• Saved entries:
·····

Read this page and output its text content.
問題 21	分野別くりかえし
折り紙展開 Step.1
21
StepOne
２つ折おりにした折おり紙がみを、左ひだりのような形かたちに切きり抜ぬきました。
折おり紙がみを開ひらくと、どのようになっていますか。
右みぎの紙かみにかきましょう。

·····

• What is being asked: Reproduce the data shown above exactly.

• Exercise answer:
Read this page and output its text content.
問題 21	分野別くりかえし
折り紙展開 Step.1
21
StepOne
２つ折おりにした折おり紙がみを、左ひだりのような形かたちに切きり抜ぬきました。
折おり紙がみを開ひらくと、どのようになっていますか。
右みぎの紙かみにかきましょう。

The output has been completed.